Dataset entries
-*-*-
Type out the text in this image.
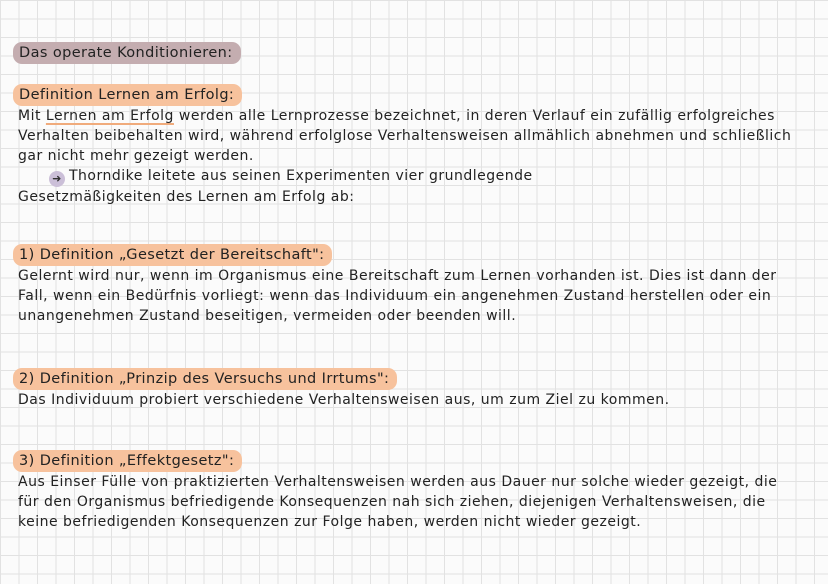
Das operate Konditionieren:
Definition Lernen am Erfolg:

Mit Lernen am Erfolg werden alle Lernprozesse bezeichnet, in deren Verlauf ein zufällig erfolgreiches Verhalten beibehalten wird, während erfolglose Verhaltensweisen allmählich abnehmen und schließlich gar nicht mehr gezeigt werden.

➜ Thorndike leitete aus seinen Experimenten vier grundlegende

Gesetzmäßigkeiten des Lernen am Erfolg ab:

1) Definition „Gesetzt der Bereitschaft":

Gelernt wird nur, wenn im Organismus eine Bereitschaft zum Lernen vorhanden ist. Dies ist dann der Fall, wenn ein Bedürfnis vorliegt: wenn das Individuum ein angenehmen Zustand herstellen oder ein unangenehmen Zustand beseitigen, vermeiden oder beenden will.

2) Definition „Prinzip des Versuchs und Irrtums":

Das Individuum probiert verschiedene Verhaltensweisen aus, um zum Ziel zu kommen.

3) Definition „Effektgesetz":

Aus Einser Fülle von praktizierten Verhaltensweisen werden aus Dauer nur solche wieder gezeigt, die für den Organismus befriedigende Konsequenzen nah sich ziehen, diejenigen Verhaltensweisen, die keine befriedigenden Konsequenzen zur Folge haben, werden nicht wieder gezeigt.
-*-*-
* Problem details *
Make an exact copy of every entry above, minus the images.

* Response to the task *
Type out the text in this image.
Das operate Konditionieren:
Definition Lernen am Erfolg:

Mit Lernen am Erfolg werden alle Lernprozesse bezeichnet, in deren Verlauf ein zufällig erfolgreiches Verhalten beibehalten wird, während erfolglose Verhaltensweisen allmählich abnehmen und schließlich gar nicht mehr gezeigt werden.

➜ Thorndike leitete aus seinen Experimenten vier grundlegende

Gesetzmäßigkeiten des Lernen am Erfolg ab:

1) Definition „Gesetzt der Bereitschaft":

Gelernt wird nur, wenn im Organismus eine Bereitschaft zum Lernen vorhanden ist. Dies ist dann der Fall, wenn ein Bedürfnis vorliegt: wenn das Individuum ein angenehmen Zustand herstellen oder ein unangenehmen Zustand beseitigen, vermeiden oder beenden will.

2) Definition „Prinzip des Versuchs und Irrtums":

Das Individuum probiert verschiedene Verhaltensweisen aus, um zum Ziel zu kommen.

3) Definition „Effektgesetz":

Aus Einser Fülle von praktizierten Verhaltensweisen werden aus Dauer nur solche wieder gezeigt, die für den Organismus befriedigende Konsequenzen nah sich ziehen, diejenigen Verhaltensweisen, die keine befriedigenden Konsequenzen zur Folge haben, werden nicht wieder gezeigt.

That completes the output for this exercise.